§ WRITTEN EXERCISE
Exactly repeat all the records below, omitting the images they hold.

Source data
⟨
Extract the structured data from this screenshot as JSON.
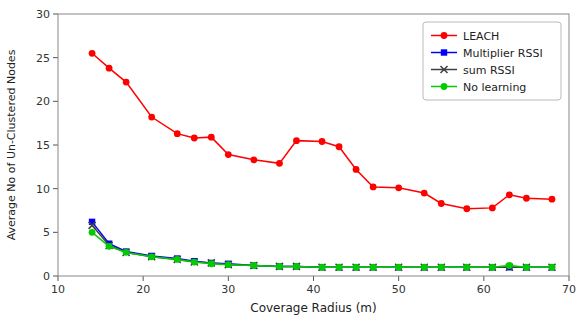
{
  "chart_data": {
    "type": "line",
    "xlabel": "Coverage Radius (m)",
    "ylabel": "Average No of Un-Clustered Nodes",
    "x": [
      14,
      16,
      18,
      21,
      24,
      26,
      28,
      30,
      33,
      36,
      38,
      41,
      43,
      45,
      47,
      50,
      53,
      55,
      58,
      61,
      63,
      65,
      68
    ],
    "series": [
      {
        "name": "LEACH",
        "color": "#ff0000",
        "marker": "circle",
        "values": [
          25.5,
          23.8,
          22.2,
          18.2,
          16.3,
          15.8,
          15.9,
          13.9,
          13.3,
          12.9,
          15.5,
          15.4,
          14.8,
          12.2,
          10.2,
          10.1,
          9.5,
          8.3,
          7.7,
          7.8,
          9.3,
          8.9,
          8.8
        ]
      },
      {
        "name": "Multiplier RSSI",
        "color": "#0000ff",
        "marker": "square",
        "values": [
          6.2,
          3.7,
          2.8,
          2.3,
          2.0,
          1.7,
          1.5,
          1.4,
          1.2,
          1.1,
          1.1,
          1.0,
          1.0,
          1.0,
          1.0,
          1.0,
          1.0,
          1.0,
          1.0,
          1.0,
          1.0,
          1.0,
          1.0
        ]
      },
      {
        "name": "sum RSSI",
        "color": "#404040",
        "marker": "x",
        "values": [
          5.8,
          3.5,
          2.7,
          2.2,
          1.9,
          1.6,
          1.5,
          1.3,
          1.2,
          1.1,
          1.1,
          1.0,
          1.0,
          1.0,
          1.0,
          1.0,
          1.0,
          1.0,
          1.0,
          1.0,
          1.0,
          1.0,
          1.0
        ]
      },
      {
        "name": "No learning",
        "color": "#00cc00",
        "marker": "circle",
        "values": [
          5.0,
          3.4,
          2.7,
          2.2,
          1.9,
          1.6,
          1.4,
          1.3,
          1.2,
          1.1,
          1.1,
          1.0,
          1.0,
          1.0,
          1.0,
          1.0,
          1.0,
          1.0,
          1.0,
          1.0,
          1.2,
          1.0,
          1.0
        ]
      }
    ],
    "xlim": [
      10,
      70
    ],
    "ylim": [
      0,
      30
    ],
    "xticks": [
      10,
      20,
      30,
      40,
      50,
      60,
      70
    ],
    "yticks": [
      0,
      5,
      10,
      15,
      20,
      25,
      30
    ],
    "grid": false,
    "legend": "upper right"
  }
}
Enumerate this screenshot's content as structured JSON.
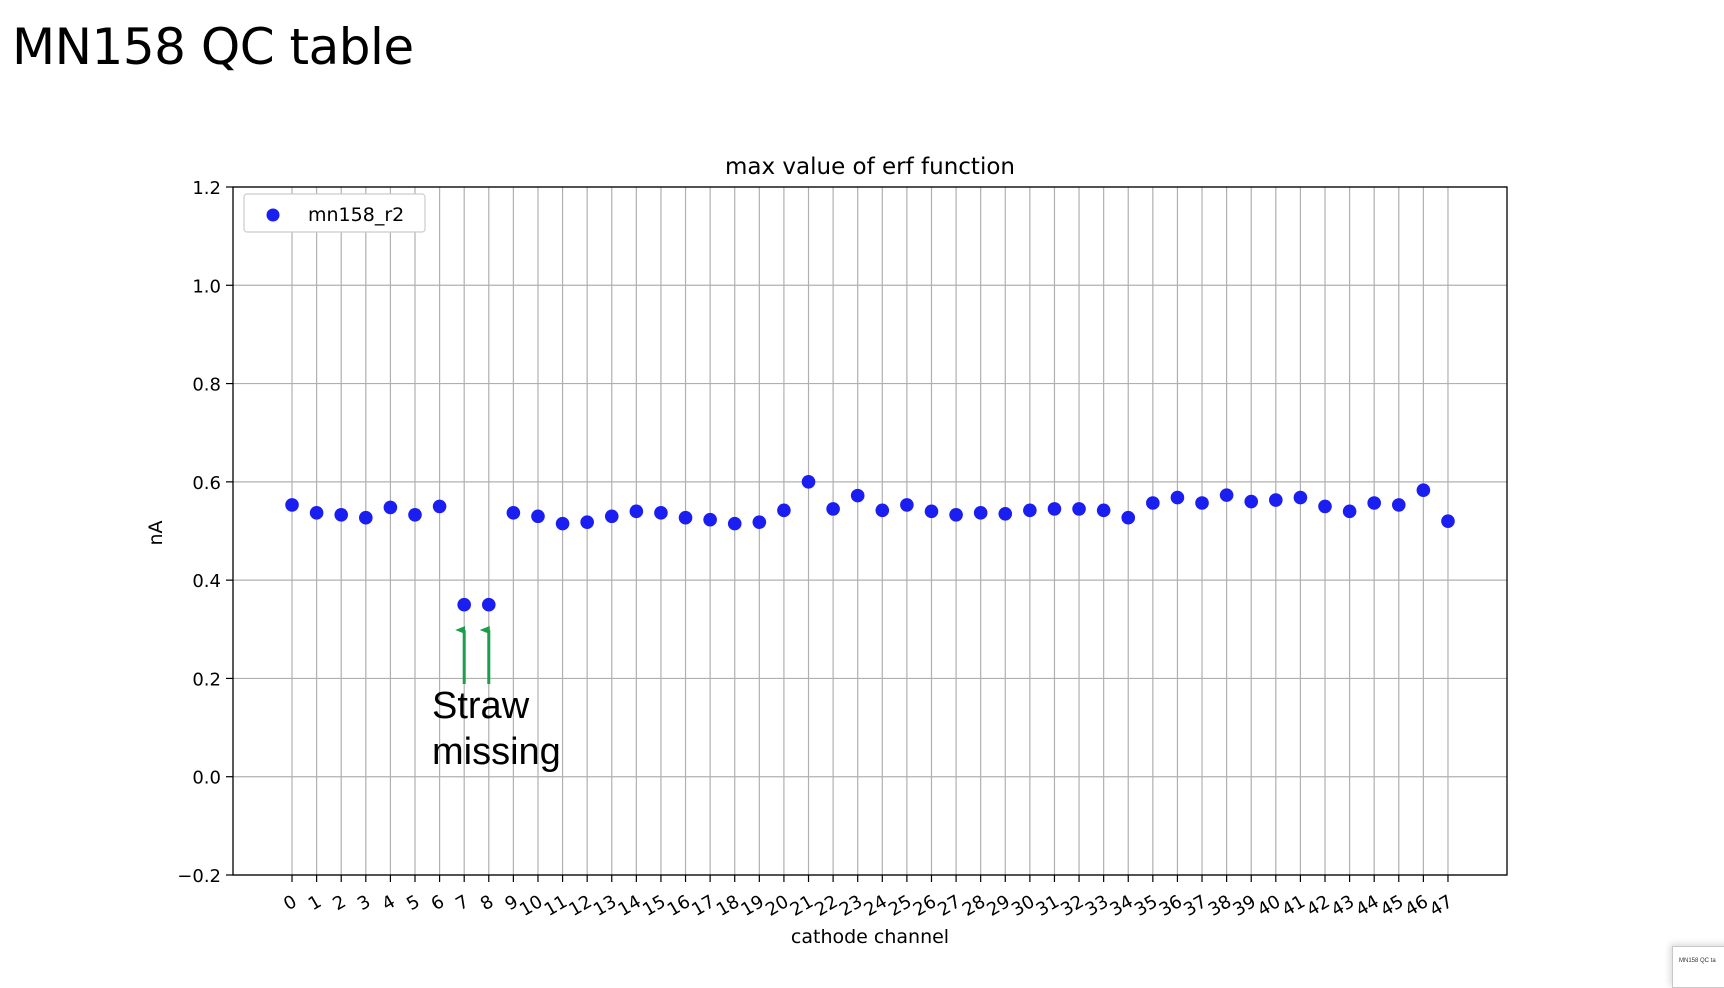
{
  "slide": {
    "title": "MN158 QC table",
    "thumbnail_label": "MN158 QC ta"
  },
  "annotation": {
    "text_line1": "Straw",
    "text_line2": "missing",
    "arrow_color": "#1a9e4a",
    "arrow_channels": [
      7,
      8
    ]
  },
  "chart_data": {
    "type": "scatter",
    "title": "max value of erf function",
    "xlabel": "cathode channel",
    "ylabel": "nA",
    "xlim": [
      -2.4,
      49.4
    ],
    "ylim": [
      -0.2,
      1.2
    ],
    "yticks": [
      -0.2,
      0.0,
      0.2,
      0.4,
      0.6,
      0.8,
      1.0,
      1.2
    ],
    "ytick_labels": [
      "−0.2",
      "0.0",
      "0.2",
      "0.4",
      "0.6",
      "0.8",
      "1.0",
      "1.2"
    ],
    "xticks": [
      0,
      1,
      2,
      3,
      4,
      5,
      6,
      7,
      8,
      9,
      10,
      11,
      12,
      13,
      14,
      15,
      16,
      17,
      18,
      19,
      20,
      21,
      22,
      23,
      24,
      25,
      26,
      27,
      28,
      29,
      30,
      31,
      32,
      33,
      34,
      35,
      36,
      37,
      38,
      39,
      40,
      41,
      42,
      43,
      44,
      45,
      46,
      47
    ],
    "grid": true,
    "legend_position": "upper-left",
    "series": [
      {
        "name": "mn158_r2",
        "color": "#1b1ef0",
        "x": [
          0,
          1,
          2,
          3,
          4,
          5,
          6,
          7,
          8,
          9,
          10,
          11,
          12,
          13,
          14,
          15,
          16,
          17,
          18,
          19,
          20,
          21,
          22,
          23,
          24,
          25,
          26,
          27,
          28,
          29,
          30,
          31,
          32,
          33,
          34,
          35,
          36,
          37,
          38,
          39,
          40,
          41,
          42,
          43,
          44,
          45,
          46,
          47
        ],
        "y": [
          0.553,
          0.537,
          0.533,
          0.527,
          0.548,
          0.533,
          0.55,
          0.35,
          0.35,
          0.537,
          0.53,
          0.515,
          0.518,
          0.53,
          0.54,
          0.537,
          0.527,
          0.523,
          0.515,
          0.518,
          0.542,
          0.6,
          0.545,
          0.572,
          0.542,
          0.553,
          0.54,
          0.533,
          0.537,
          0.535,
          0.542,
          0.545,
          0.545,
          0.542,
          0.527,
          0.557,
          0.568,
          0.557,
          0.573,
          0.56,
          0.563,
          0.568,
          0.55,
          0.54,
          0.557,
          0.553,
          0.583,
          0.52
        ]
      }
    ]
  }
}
⟩
§ TASK OUTPUT
Extract the structured data from this screenshot as JSON.
{
  "chart_data": {
    "type": "line",
    "xlabel": "Coverage Radius (m)",
    "ylabel": "Average No of Un-Clustered Nodes",
    "x": [
      14,
      16,
      18,
      21,
      24,
      26,
      28,
      30,
      33,
      36,
      38,
      41,
      43,
      45,
      47,
      50,
      53,
      55,
      58,
      61,
      63,
      65,
      68
    ],
    "series": [
      {
        "name": "LEACH",
        "color": "#ff0000",
        "marker": "circle",
        "values": [
          25.5,
          23.8,
          22.2,
          18.2,
          16.3,
          15.8,
          15.9,
          13.9,
          13.3,
          12.9,
          15.5,
          15.4,
          14.8,
          12.2,
          10.2,
          10.1,
          9.5,
          8.3,
          7.7,
          7.8,
          9.3,
          8.9,
          8.8
        ]
      },
      {
        "name": "Multiplier RSSI",
        "color": "#0000ff",
        "marker": "square",
        "values": [
          6.2,
          3.7,
          2.8,
          2.3,
          2.0,
          1.7,
          1.5,
          1.4,
          1.2,
          1.1,
          1.1,
          1.0,
          1.0,
          1.0,
          1.0,
          1.0,
          1.0,
          1.0,
          1.0,
          1.0,
          1.0,
          1.0,
          1.0
        ]
      },
      {
        "name": "sum RSSI",
        "color": "#404040",
        "marker": "x",
        "values": [
          5.8,
          3.5,
          2.7,
          2.2,
          1.9,
          1.6,
          1.5,
          1.3,
          1.2,
          1.1,
          1.1,
          1.0,
          1.0,
          1.0,
          1.0,
          1.0,
          1.0,
          1.0,
          1.0,
          1.0,
          1.0,
          1.0,
          1.0
        ]
      },
      {
        "name": "No learning",
        "color": "#00cc00",
        "marker": "circle",
        "values": [
          5.0,
          3.4,
          2.7,
          2.2,
          1.9,
          1.6,
          1.4,
          1.3,
          1.2,
          1.1,
          1.1,
          1.0,
          1.0,
          1.0,
          1.0,
          1.0,
          1.0,
          1.0,
          1.0,
          1.0,
          1.2,
          1.0,
          1.0
        ]
      }
    ],
    "xlim": [
      10,
      70
    ],
    "ylim": [
      0,
      30
    ],
    "xticks": [
      10,
      20,
      30,
      40,
      50,
      60,
      70
    ],
    "yticks": [
      0,
      5,
      10,
      15,
      20,
      25,
      30
    ],
    "grid": false,
    "legend": "upper right"
  }
}
Enumerate this screenshot's content as structured JSON.
{
  "slide": {
    "title": "MN158 QC table",
    "thumbnail_label": "MN158 QC ta"
  },
  "annotation": {
    "text_line1": "Straw",
    "text_line2": "missing",
    "arrow_color": "#1a9e4a",
    "arrow_channels": [
      7,
      8
    ]
  },
  "chart_data": {
    "type": "scatter",
    "title": "max value of erf function",
    "xlabel": "cathode channel",
    "ylabel": "nA",
    "xlim": [
      -2.4,
      49.4
    ],
    "ylim": [
      -0.2,
      1.2
    ],
    "yticks": [
      -0.2,
      0.0,
      0.2,
      0.4,
      0.6,
      0.8,
      1.0,
      1.2
    ],
    "ytick_labels": [
      "−0.2",
      "0.0",
      "0.2",
      "0.4",
      "0.6",
      "0.8",
      "1.0",
      "1.2"
    ],
    "xticks": [
      0,
      1,
      2,
      3,
      4,
      5,
      6,
      7,
      8,
      9,
      10,
      11,
      12,
      13,
      14,
      15,
      16,
      17,
      18,
      19,
      20,
      21,
      22,
      23,
      24,
      25,
      26,
      27,
      28,
      29,
      30,
      31,
      32,
      33,
      34,
      35,
      36,
      37,
      38,
      39,
      40,
      41,
      42,
      43,
      44,
      45,
      46,
      47
    ],
    "grid": true,
    "legend_position": "upper-left",
    "series": [
      {
        "name": "mn158_r2",
        "color": "#1b1ef0",
        "x": [
          0,
          1,
          2,
          3,
          4,
          5,
          6,
          7,
          8,
          9,
          10,
          11,
          12,
          13,
          14,
          15,
          16,
          17,
          18,
          19,
          20,
          21,
          22,
          23,
          24,
          25,
          26,
          27,
          28,
          29,
          30,
          31,
          32,
          33,
          34,
          35,
          36,
          37,
          38,
          39,
          40,
          41,
          42,
          43,
          44,
          45,
          46,
          47
        ],
        "y": [
          0.553,
          0.537,
          0.533,
          0.527,
          0.548,
          0.533,
          0.55,
          0.35,
          0.35,
          0.537,
          0.53,
          0.515,
          0.518,
          0.53,
          0.54,
          0.537,
          0.527,
          0.523,
          0.515,
          0.518,
          0.542,
          0.6,
          0.545,
          0.572,
          0.542,
          0.553,
          0.54,
          0.533,
          0.537,
          0.535,
          0.542,
          0.545,
          0.545,
          0.542,
          0.527,
          0.557,
          0.568,
          0.557,
          0.573,
          0.56,
          0.563,
          0.568,
          0.55,
          0.54,
          0.557,
          0.553,
          0.583,
          0.52
        ]
      }
    ]
  }
}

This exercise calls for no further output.